- [Data shown]:

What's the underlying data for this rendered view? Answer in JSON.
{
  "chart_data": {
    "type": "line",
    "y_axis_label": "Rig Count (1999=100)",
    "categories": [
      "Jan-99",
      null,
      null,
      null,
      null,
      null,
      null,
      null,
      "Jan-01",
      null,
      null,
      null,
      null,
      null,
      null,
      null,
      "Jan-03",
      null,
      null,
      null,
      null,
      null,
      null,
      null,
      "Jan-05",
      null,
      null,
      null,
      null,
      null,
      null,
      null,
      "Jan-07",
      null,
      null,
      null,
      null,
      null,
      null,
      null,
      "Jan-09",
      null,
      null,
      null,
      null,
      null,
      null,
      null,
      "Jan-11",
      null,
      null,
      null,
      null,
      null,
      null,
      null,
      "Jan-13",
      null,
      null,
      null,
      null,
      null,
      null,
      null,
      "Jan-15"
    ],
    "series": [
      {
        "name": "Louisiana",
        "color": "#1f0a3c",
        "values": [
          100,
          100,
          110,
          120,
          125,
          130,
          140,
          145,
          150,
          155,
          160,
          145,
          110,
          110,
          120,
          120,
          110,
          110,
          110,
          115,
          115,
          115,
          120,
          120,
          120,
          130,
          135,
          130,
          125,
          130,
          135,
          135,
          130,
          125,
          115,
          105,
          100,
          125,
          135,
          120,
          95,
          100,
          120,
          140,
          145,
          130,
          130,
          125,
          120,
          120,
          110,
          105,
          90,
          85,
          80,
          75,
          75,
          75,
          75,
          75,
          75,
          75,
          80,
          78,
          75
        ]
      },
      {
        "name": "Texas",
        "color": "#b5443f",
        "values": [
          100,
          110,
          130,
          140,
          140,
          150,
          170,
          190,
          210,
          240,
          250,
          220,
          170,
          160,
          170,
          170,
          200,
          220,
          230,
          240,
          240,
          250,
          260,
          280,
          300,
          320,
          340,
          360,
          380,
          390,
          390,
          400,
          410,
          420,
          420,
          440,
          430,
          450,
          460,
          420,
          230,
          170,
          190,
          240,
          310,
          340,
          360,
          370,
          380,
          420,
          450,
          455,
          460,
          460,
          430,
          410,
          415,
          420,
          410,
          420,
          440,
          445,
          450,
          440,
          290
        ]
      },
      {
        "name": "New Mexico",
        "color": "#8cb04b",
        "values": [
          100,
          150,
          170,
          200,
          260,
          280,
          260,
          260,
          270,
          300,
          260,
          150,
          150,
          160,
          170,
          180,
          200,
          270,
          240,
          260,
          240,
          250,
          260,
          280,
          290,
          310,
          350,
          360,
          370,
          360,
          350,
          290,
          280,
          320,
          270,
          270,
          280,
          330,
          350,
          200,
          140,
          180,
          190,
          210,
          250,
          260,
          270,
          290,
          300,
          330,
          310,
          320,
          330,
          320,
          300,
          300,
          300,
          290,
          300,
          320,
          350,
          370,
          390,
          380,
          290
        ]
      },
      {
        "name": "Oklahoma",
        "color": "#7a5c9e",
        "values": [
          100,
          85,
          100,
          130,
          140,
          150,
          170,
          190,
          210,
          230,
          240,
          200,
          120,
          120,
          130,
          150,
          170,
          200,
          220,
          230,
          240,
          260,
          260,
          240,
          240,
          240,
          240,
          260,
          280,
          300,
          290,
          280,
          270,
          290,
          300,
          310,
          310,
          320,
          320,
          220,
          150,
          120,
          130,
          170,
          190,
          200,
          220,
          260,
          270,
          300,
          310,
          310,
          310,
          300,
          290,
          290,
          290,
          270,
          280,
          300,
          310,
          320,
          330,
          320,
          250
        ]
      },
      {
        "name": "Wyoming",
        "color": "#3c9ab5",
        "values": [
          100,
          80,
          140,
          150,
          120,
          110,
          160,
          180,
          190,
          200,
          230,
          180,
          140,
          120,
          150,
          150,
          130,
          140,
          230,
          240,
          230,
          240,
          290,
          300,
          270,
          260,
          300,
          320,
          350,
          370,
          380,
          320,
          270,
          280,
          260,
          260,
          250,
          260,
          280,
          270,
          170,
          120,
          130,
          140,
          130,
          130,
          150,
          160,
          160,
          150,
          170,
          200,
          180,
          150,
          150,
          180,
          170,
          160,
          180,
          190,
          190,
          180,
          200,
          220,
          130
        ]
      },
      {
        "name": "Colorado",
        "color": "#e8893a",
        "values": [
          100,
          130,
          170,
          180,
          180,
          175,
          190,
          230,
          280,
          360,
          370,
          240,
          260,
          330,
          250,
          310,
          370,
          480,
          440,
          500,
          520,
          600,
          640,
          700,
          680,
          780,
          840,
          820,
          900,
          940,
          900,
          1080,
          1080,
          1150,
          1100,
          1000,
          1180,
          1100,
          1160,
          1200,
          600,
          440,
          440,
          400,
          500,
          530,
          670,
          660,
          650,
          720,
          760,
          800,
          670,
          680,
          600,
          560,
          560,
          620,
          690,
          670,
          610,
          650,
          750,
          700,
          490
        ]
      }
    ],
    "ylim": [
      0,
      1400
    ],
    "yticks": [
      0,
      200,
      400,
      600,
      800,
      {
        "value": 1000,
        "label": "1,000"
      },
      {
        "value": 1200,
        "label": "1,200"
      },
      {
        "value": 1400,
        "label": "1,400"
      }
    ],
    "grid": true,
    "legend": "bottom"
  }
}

- [What you have to do]: Output each record precisely as given.

- [Answer for this exercise]:
What's the underlying data for this rendered view? Answer in JSON.
{
  "chart_data": {
    "type": "line",
    "y_axis_label": "Rig Count (1999=100)",
    "categories": [
      "Jan-99",
      null,
      null,
      null,
      null,
      null,
      null,
      null,
      "Jan-01",
      null,
      null,
      null,
      null,
      null,
      null,
      null,
      "Jan-03",
      null,
      null,
      null,
      null,
      null,
      null,
      null,
      "Jan-05",
      null,
      null,
      null,
      null,
      null,
      null,
      null,
      "Jan-07",
      null,
      null,
      null,
      null,
      null,
      null,
      null,
      "Jan-09",
      null,
      null,
      null,
      null,
      null,
      null,
      null,
      "Jan-11",
      null,
      null,
      null,
      null,
      null,
      null,
      null,
      "Jan-13",
      null,
      null,
      null,
      null,
      null,
      null,
      null,
      "Jan-15"
    ],
    "series": [
      {
        "name": "Louisiana",
        "color": "#1f0a3c",
        "values": [
          100,
          100,
          110,
          120,
          125,
          130,
          140,
          145,
          150,
          155,
          160,
          145,
          110,
          110,
          120,
          120,
          110,
          110,
          110,
          115,
          115,
          115,
          120,
          120,
          120,
          130,
          135,
          130,
          125,
          130,
          135,
          135,
          130,
          125,
          115,
          105,
          100,
          125,
          135,
          120,
          95,
          100,
          120,
          140,
          145,
          130,
          130,
          125,
          120,
          120,
          110,
          105,
          90,
          85,
          80,
          75,
          75,
          75,
          75,
          75,
          75,
          75,
          80,
          78,
          75
        ]
      },
      {
        "name": "Texas",
        "color": "#b5443f",
        "values": [
          100,
          110,
          130,
          140,
          140,
          150,
          170,
          190,
          210,
          240,
          250,
          220,
          170,
          160,
          170,
          170,
          200,
          220,
          230,
          240,
          240,
          250,
          260,
          280,
          300,
          320,
          340,
          360,
          380,
          390,
          390,
          400,
          410,
          420,
          420,
          440,
          430,
          450,
          460,
          420,
          230,
          170,
          190,
          240,
          310,
          340,
          360,
          370,
          380,
          420,
          450,
          455,
          460,
          460,
          430,
          410,
          415,
          420,
          410,
          420,
          440,
          445,
          450,
          440,
          290
        ]
      },
      {
        "name": "New Mexico",
        "color": "#8cb04b",
        "values": [
          100,
          150,
          170,
          200,
          260,
          280,
          260,
          260,
          270,
          300,
          260,
          150,
          150,
          160,
          170,
          180,
          200,
          270,
          240,
          260,
          240,
          250,
          260,
          280,
          290,
          310,
          350,
          360,
          370,
          360,
          350,
          290,
          280,
          320,
          270,
          270,
          280,
          330,
          350,
          200,
          140,
          180,
          190,
          210,
          250,
          260,
          270,
          290,
          300,
          330,
          310,
          320,
          330,
          320,
          300,
          300,
          300,
          290,
          300,
          320,
          350,
          370,
          390,
          380,
          290
        ]
      },
      {
        "name": "Oklahoma",
        "color": "#7a5c9e",
        "values": [
          100,
          85,
          100,
          130,
          140,
          150,
          170,
          190,
          210,
          230,
          240,
          200,
          120,
          120,
          130,
          150,
          170,
          200,
          220,
          230,
          240,
          260,
          260,
          240,
          240,
          240,
          240,
          260,
          280,
          300,
          290,
          280,
          270,
          290,
          300,
          310,
          310,
          320,
          320,
          220,
          150,
          120,
          130,
          170,
          190,
          200,
          220,
          260,
          270,
          300,
          310,
          310,
          310,
          300,
          290,
          290,
          290,
          270,
          280,
          300,
          310,
          320,
          330,
          320,
          250
        ]
      },
      {
        "name": "Wyoming",
        "color": "#3c9ab5",
        "values": [
          100,
          80,
          140,
          150,
          120,
          110,
          160,
          180,
          190,
          200,
          230,
          180,
          140,
          120,
          150,
          150,
          130,
          140,
          230,
          240,
          230,
          240,
          290,
          300,
          270,
          260,
          300,
          320,
          350,
          370,
          380,
          320,
          270,
          280,
          260,
          260,
          250,
          260,
          280,
          270,
          170,
          120,
          130,
          140,
          130,
          130,
          150,
          160,
          160,
          150,
          170,
          200,
          180,
          150,
          150,
          180,
          170,
          160,
          180,
          190,
          190,
          180,
          200,
          220,
          130
        ]
      },
      {
        "name": "Colorado",
        "color": "#e8893a",
        "values": [
          100,
          130,
          170,
          180,
          180,
          175,
          190,
          230,
          280,
          360,
          370,
          240,
          260,
          330,
          250,
          310,
          370,
          480,
          440,
          500,
          520,
          600,
          640,
          700,
          680,
          780,
          840,
          820,
          900,
          940,
          900,
          1080,
          1080,
          1150,
          1100,
          1000,
          1180,
          1100,
          1160,
          1200,
          600,
          440,
          440,
          400,
          500,
          530,
          670,
          660,
          650,
          720,
          760,
          800,
          670,
          680,
          600,
          560,
          560,
          620,
          690,
          670,
          610,
          650,
          750,
          700,
          490
        ]
      }
    ],
    "ylim": [
      0,
      1400
    ],
    "yticks": [
      0,
      200,
      400,
      600,
      800,
      {
        "value": 1000,
        "label": "1,000"
      },
      {
        "value": 1200,
        "label": "1,200"
      },
      {
        "value": 1400,
        "label": "1,400"
      }
    ],
    "grid": true,
    "legend": "bottom"
  }
}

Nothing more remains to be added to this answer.